ENTRIES PROVIDED>
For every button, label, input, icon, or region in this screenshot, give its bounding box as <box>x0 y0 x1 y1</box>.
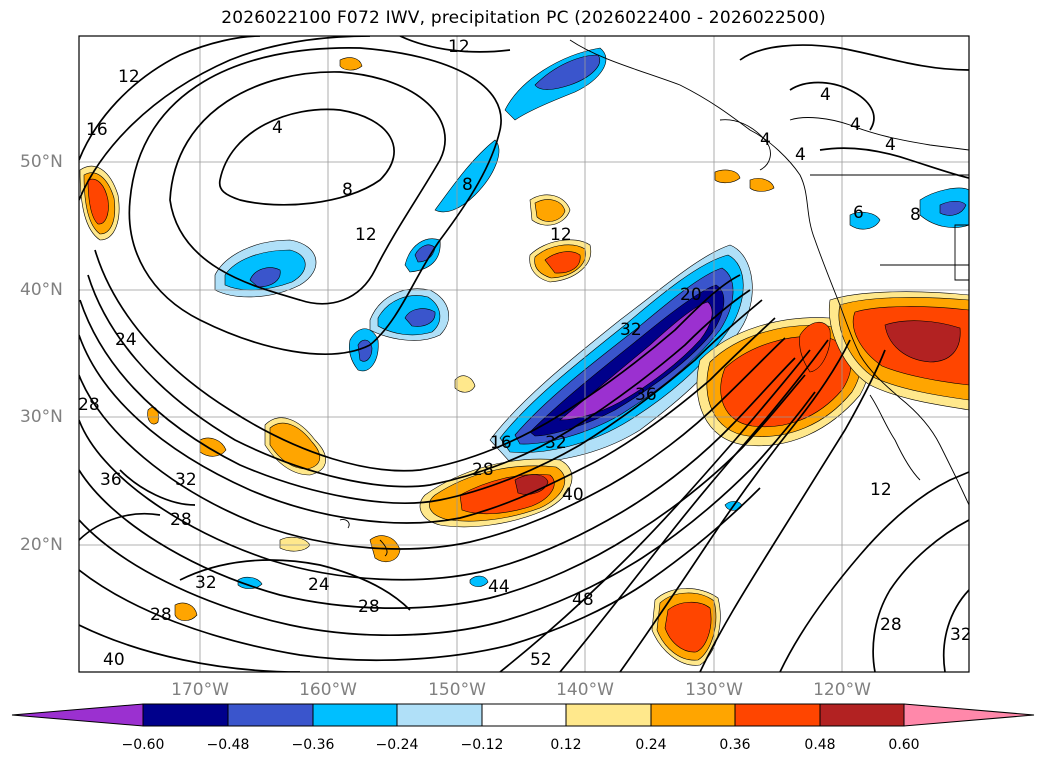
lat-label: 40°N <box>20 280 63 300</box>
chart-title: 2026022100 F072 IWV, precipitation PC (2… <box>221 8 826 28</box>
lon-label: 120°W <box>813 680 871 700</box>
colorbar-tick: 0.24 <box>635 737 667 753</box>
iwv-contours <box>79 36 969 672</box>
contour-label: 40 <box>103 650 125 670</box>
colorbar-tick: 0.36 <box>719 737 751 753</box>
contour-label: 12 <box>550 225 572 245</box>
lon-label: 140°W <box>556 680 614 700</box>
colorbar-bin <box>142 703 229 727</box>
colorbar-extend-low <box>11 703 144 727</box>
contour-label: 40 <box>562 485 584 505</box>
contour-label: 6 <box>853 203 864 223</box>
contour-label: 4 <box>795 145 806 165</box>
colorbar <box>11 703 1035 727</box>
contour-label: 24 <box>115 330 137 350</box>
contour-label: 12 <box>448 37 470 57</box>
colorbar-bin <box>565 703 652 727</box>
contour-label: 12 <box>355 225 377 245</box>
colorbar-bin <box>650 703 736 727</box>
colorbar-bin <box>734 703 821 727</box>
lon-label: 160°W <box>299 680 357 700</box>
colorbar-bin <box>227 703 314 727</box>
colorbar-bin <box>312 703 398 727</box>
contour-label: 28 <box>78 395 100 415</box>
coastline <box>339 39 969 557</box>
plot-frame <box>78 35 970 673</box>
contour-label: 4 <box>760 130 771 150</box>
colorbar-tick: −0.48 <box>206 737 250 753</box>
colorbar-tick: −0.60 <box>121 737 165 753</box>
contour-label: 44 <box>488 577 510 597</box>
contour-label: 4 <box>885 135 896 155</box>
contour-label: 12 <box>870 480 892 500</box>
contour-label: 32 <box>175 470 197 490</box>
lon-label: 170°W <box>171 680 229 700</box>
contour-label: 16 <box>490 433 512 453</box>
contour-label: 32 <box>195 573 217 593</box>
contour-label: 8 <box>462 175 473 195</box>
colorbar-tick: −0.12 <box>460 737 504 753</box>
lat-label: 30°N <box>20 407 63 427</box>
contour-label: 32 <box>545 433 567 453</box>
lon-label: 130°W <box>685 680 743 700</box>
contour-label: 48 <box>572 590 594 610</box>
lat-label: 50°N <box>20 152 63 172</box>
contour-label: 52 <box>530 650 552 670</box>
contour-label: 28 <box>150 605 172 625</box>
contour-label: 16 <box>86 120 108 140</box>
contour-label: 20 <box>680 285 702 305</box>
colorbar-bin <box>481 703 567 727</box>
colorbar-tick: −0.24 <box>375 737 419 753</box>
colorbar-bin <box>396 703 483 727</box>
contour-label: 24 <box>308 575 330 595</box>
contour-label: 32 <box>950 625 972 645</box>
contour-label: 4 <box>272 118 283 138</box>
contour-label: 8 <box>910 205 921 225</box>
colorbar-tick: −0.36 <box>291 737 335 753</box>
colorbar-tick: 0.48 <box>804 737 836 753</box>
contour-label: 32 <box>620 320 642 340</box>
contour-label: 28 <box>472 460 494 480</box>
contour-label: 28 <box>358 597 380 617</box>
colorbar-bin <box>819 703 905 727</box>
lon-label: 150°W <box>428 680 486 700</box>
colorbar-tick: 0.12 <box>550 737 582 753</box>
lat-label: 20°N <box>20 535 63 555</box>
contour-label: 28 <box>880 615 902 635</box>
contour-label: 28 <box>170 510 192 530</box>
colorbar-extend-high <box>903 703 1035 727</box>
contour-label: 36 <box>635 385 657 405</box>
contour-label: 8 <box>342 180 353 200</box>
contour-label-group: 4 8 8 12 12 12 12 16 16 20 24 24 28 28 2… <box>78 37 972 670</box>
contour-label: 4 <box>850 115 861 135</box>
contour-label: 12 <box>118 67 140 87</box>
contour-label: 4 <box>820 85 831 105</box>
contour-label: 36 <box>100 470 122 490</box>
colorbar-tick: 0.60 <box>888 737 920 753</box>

* * *

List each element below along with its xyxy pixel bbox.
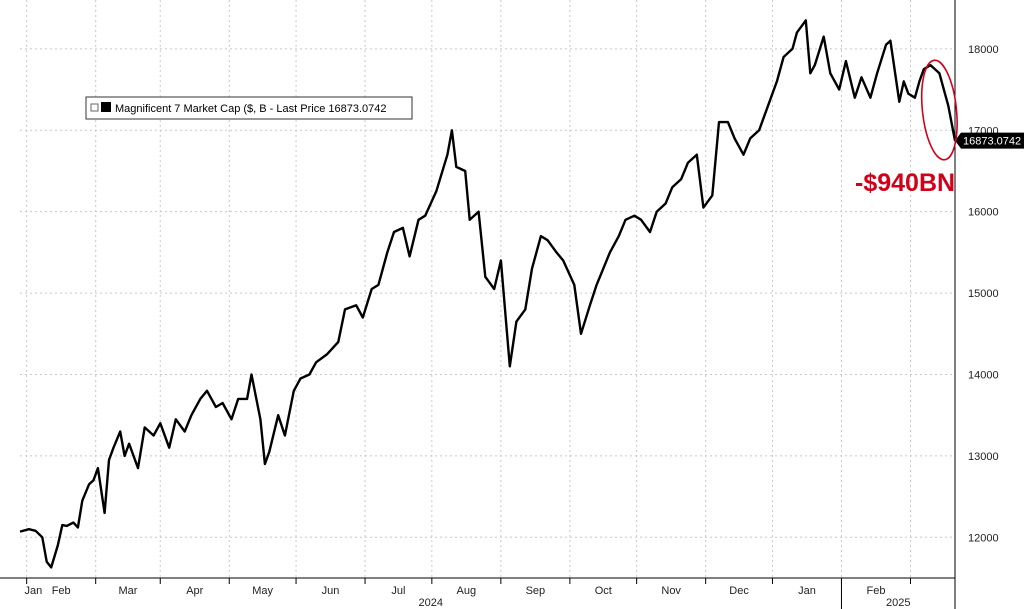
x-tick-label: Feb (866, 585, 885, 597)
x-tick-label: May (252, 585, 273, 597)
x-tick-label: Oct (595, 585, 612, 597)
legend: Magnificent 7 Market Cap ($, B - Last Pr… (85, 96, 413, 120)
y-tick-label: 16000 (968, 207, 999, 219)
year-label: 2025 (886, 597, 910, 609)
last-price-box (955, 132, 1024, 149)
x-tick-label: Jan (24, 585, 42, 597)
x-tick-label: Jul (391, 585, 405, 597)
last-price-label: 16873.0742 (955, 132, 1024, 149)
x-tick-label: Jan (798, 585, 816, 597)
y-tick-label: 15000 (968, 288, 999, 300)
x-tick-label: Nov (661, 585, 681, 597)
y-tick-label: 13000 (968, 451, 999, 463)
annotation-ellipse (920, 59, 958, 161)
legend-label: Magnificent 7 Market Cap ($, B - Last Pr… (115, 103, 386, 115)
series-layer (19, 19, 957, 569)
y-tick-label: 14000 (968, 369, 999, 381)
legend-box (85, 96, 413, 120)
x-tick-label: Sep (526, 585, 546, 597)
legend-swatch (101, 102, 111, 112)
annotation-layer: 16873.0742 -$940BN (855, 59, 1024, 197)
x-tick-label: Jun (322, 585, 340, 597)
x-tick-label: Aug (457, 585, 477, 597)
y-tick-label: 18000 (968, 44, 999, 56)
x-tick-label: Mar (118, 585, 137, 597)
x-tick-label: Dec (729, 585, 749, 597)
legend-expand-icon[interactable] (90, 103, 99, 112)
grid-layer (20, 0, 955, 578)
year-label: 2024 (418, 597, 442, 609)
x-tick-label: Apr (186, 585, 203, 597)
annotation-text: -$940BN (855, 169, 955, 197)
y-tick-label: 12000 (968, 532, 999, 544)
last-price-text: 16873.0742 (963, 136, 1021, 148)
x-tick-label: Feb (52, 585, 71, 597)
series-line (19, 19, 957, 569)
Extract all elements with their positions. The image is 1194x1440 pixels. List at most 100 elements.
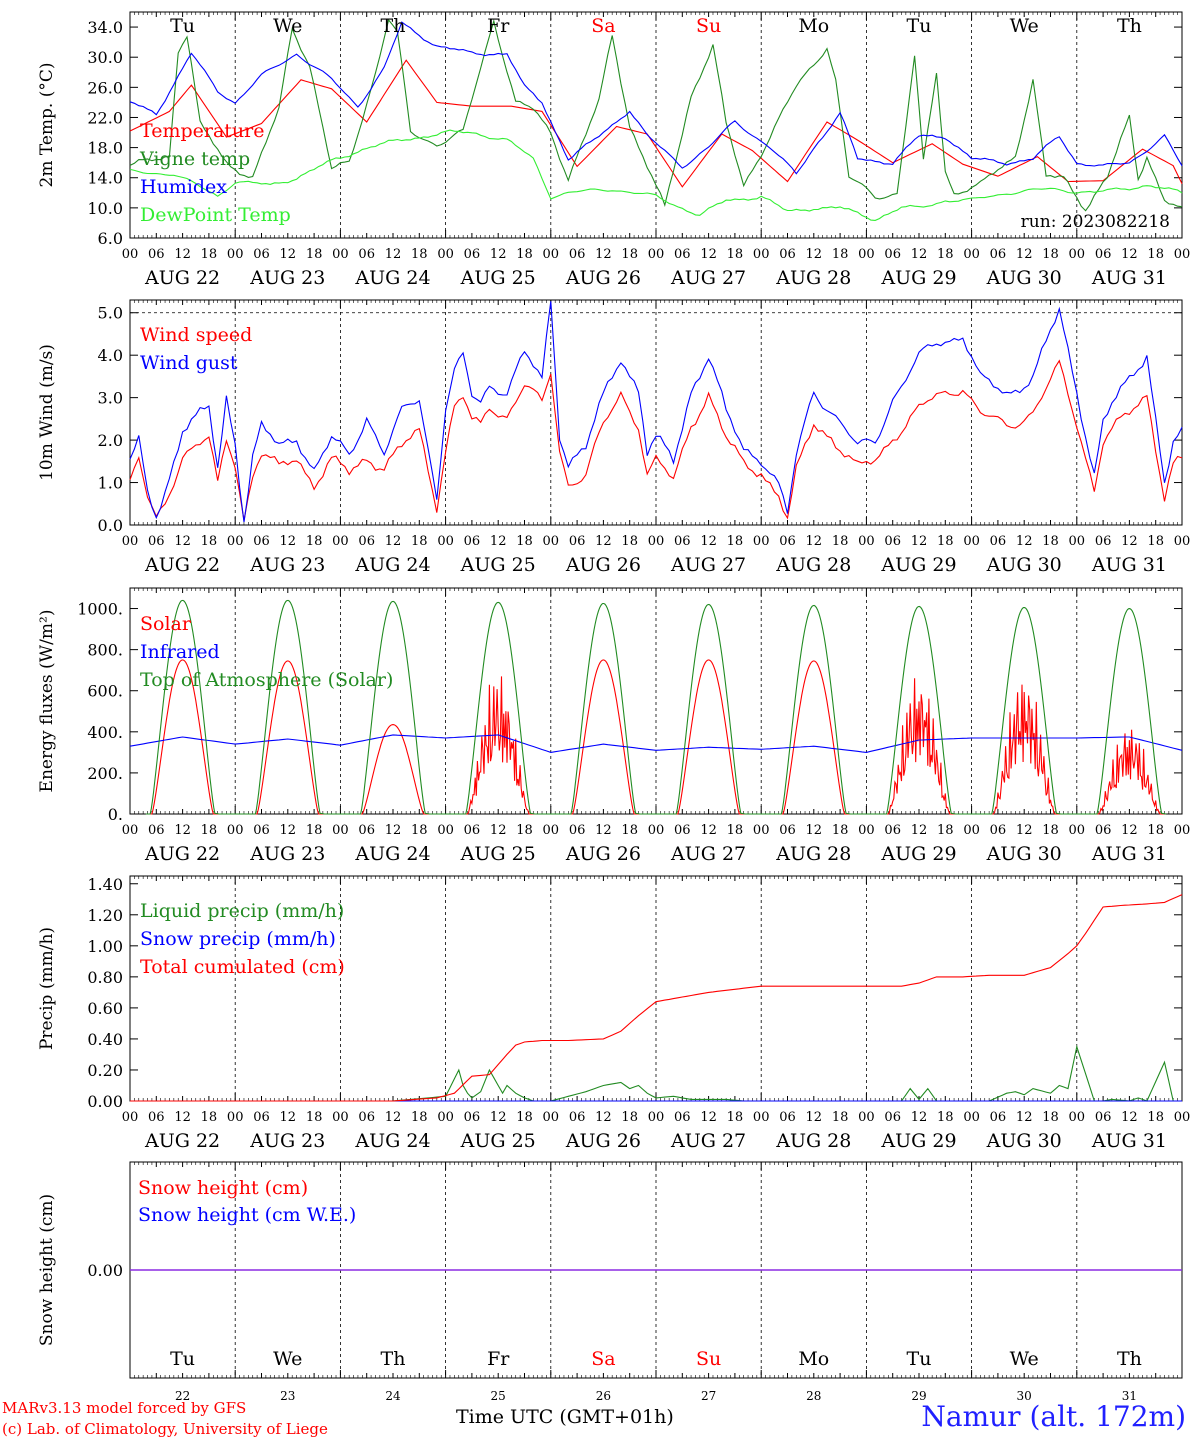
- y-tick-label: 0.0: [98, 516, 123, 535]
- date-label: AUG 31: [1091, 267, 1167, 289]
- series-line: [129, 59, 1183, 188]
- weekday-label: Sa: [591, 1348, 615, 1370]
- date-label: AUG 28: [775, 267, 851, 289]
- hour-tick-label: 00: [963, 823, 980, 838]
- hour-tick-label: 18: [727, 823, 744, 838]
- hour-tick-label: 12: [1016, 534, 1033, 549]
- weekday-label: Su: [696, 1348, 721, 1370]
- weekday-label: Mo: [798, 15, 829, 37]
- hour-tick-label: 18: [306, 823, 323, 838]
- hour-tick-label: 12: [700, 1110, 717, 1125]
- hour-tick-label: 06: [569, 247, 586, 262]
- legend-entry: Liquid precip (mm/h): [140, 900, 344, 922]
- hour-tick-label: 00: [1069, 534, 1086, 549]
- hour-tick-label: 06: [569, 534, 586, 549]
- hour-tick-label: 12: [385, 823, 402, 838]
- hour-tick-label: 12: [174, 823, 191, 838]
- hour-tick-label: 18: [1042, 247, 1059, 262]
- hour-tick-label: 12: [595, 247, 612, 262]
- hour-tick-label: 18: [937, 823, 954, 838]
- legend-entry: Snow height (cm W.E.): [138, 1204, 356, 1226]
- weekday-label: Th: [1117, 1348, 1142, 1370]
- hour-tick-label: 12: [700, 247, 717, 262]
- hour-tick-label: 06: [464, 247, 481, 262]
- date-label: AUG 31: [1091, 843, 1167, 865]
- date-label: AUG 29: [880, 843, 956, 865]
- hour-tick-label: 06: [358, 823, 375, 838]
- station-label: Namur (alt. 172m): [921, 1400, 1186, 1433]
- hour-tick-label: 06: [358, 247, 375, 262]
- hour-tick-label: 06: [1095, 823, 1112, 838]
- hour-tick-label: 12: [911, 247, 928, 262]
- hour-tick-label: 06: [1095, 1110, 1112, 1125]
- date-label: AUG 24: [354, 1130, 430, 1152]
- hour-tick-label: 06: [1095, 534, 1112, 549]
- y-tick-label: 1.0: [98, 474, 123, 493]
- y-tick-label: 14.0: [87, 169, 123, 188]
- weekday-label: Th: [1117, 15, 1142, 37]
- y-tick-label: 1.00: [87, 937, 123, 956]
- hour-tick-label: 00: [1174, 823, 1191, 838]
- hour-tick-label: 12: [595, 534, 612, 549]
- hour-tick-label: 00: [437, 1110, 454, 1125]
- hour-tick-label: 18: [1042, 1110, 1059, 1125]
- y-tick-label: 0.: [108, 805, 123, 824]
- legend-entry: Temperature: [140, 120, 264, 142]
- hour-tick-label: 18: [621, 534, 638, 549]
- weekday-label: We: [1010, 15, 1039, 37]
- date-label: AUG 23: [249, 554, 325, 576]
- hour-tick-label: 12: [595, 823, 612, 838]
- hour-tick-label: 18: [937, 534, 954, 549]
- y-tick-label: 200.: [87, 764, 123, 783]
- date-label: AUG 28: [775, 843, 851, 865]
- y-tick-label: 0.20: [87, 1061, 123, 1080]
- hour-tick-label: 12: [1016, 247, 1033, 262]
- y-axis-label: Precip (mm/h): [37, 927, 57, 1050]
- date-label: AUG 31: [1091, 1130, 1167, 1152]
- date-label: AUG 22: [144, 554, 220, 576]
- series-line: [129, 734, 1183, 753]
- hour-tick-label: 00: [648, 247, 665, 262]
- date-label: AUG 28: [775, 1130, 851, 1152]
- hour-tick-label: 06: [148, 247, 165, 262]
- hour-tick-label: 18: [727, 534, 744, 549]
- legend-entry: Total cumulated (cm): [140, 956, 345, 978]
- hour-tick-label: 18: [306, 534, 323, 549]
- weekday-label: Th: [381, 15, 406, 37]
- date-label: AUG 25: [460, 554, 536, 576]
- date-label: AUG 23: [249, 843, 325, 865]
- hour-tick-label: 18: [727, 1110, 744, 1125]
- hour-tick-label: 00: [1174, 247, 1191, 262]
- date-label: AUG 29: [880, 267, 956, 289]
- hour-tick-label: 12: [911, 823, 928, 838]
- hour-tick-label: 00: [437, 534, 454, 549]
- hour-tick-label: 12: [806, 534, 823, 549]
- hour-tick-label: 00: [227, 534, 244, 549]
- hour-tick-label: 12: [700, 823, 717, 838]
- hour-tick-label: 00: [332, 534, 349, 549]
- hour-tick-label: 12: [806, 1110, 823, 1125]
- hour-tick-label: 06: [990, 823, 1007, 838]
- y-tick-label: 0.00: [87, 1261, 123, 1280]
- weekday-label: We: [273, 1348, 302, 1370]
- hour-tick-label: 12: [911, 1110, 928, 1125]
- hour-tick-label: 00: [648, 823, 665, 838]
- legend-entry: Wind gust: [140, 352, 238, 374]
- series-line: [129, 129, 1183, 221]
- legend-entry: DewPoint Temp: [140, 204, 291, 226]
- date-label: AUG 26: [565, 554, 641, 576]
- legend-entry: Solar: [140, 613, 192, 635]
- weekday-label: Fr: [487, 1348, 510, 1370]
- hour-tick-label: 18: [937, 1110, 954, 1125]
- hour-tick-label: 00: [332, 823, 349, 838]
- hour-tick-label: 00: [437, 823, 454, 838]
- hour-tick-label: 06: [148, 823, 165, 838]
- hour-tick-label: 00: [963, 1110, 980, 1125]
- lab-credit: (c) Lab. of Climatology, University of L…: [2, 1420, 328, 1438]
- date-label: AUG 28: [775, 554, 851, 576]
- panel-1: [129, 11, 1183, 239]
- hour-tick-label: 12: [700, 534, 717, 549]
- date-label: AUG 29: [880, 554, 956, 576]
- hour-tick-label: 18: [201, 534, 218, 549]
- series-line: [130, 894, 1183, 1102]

STATED GOAL> Copy out, character for character, the lines starting at the one that contains "lat-label: 40°N <box>20 280 63 300</box>" and ending after the one that contains "colorbar-bin <box>734 703 821 727</box>".

SOLUTION>
lat-label: 40°N <box>20 280 63 300</box>
chart-title: 2026022100 F072 IWV, precipitation PC (2… <box>221 8 826 28</box>
lon-label: 120°W <box>813 680 871 700</box>
colorbar-tick: 0.24 <box>635 737 667 753</box>
iwv-contours <box>79 36 969 672</box>
contour-label: 40 <box>103 650 125 670</box>
colorbar-tick: 0.36 <box>719 737 751 753</box>
contour-label: 12 <box>550 225 572 245</box>
lon-label: 140°W <box>556 680 614 700</box>
colorbar-bin <box>142 703 229 727</box>
colorbar-extend-low <box>11 703 144 727</box>
contour-label: 40 <box>562 485 584 505</box>
contour-label: 6 <box>853 203 864 223</box>
contour-label: 4 <box>795 145 806 165</box>
colorbar <box>11 703 1035 727</box>
contour-label: 24 <box>115 330 137 350</box>
contour-label: 12 <box>448 37 470 57</box>
colorbar-bin <box>565 703 652 727</box>
contour-label: 12 <box>355 225 377 245</box>
colorbar-bin <box>650 703 736 727</box>
colorbar-bin <box>734 703 821 727</box>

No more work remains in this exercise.